# WHAT THE TASK ASKS:
Extract, from the records beneath this instruction, each line that contains the word "right".

══ EXERCISE INPUTS

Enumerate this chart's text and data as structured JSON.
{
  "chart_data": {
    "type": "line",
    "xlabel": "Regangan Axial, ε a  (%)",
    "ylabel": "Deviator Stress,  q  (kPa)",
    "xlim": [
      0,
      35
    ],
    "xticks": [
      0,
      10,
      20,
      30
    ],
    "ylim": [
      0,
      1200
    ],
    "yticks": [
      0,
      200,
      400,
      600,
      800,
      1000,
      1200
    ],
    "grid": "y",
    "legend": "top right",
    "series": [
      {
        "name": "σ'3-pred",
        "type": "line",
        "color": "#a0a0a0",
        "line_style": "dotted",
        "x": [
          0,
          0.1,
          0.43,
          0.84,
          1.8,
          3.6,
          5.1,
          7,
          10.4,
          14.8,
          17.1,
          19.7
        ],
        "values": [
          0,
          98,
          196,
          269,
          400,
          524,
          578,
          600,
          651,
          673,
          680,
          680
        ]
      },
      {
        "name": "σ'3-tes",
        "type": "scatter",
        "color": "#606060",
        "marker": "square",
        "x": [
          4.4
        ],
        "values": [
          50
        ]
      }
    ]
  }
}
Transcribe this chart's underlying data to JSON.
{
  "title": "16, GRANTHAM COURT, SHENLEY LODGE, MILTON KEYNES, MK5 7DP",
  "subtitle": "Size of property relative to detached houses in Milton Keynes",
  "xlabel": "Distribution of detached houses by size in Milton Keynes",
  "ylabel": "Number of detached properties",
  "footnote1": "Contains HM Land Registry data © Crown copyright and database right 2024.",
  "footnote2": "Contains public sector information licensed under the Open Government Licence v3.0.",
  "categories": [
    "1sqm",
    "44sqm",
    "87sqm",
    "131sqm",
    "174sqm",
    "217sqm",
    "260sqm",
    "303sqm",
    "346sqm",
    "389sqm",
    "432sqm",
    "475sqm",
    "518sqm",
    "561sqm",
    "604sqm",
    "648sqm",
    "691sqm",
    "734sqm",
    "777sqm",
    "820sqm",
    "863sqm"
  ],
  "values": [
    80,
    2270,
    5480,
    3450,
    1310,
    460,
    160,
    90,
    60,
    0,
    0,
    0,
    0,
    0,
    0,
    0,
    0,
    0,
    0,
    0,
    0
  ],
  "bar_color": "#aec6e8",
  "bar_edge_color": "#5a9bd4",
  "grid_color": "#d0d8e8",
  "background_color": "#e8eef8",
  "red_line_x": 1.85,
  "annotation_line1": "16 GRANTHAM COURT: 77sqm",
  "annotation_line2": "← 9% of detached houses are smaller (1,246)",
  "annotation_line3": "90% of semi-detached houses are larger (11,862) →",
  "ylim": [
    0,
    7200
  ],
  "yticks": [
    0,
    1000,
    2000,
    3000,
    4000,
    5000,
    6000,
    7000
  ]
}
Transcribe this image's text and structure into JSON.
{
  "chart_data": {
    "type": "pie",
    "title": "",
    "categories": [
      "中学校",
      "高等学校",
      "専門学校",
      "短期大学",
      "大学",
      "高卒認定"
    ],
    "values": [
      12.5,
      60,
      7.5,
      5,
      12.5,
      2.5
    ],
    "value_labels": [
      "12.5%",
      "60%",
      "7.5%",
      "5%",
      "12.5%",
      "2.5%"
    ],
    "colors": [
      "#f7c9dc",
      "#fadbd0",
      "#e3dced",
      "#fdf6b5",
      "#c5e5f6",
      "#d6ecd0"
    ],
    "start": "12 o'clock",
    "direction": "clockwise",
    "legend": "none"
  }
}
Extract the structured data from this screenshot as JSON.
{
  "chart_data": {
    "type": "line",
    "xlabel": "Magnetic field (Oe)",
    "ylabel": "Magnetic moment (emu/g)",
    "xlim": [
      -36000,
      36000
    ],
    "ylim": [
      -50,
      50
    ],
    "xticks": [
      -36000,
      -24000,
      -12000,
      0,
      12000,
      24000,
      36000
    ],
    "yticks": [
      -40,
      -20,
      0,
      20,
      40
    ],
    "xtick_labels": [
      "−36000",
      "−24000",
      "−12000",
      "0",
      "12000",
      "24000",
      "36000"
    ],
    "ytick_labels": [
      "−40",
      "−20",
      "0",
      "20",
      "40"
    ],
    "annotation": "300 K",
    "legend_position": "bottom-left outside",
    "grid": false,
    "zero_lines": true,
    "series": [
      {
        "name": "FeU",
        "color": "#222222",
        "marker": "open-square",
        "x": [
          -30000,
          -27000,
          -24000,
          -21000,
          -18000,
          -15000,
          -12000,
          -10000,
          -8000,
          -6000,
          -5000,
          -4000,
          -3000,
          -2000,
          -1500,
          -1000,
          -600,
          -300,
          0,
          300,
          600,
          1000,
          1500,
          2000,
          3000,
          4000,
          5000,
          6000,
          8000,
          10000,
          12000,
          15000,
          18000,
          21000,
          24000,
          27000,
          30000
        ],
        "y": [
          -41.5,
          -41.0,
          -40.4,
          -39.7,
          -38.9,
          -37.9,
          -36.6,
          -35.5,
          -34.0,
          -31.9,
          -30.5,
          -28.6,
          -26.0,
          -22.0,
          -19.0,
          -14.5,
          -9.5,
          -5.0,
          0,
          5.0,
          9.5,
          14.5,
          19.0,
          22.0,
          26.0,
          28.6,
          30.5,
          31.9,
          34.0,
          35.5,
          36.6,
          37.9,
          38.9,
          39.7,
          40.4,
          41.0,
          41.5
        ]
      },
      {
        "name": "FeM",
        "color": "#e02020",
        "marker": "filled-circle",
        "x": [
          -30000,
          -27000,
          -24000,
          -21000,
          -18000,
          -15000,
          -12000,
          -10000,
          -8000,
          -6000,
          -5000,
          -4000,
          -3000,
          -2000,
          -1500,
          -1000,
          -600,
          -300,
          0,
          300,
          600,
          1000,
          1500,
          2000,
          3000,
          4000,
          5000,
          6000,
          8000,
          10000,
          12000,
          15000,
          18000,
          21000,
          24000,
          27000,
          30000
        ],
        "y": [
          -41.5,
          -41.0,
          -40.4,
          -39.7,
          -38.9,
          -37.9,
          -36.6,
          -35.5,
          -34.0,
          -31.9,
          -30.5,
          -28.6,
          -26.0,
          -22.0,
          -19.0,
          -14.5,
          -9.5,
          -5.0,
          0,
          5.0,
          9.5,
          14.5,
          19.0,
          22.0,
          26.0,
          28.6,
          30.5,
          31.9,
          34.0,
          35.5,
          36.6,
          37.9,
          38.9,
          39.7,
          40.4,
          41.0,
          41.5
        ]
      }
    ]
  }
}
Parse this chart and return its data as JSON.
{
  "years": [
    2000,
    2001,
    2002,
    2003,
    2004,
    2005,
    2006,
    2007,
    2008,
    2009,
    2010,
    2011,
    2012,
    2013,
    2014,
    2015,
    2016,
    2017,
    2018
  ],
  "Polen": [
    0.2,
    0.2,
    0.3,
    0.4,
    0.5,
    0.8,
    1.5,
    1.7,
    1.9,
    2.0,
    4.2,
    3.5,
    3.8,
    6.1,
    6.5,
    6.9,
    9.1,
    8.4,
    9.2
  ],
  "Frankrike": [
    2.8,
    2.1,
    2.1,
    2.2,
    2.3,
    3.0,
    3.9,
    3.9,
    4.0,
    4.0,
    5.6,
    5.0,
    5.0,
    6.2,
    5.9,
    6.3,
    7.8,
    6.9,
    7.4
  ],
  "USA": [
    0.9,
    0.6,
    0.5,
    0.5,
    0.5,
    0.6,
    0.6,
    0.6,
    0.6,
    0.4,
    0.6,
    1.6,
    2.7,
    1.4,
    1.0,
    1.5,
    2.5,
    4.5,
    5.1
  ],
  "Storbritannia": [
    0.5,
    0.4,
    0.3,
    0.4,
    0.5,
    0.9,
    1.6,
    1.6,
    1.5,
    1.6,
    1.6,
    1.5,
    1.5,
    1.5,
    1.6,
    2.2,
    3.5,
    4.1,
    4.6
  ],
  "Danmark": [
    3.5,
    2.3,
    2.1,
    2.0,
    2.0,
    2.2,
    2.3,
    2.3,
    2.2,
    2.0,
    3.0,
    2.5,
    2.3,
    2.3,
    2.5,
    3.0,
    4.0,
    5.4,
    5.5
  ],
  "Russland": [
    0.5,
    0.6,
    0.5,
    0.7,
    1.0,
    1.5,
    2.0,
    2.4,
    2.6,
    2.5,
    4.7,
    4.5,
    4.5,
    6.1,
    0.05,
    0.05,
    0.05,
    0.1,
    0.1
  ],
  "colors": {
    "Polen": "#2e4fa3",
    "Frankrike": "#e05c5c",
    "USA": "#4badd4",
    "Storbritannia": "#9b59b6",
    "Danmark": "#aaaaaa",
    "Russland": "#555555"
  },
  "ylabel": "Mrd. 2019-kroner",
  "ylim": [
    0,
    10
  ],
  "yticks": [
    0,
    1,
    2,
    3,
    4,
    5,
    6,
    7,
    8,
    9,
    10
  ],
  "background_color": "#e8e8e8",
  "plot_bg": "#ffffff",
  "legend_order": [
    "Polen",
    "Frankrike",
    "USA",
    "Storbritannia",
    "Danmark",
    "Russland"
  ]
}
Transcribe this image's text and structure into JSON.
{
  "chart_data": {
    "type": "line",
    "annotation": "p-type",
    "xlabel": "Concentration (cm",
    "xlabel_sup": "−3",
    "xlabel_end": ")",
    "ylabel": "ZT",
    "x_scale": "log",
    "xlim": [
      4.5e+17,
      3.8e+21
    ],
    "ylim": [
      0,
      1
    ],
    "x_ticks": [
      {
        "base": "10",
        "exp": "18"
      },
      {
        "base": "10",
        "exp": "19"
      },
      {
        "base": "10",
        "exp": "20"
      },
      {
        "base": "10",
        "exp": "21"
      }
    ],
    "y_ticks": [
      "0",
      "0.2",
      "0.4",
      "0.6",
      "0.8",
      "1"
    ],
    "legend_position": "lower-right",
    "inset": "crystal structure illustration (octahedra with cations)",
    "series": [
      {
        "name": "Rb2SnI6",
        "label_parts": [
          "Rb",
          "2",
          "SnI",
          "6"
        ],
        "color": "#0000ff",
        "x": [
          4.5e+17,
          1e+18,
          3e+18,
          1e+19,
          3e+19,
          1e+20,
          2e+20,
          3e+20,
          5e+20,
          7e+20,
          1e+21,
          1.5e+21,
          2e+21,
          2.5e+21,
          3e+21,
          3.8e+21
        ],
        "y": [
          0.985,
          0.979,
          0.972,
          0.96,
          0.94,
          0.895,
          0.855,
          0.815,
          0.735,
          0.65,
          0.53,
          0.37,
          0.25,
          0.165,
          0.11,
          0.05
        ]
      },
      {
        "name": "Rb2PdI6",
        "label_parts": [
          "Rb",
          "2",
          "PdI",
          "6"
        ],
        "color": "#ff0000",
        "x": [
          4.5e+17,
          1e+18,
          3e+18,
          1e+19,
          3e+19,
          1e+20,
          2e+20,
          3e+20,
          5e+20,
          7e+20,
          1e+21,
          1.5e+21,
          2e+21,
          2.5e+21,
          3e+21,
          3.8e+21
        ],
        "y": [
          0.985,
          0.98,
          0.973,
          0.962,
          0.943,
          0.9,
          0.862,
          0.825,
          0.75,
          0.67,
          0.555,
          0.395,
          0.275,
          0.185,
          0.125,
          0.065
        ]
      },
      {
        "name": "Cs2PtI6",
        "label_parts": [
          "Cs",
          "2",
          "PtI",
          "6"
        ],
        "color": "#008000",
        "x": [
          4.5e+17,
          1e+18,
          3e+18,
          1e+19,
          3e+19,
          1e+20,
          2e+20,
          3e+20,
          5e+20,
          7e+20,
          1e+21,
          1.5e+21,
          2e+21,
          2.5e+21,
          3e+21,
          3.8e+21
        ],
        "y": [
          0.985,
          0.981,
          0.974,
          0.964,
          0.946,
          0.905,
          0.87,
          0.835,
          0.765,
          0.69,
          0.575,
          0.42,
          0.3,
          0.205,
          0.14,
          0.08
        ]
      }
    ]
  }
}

════

# RESULT BELOW:
    "legend": "top right",
  "footnote1": "Contains HM Land Registry data © Crown copyright and database right 2024.",
    "legend_position": "lower-right",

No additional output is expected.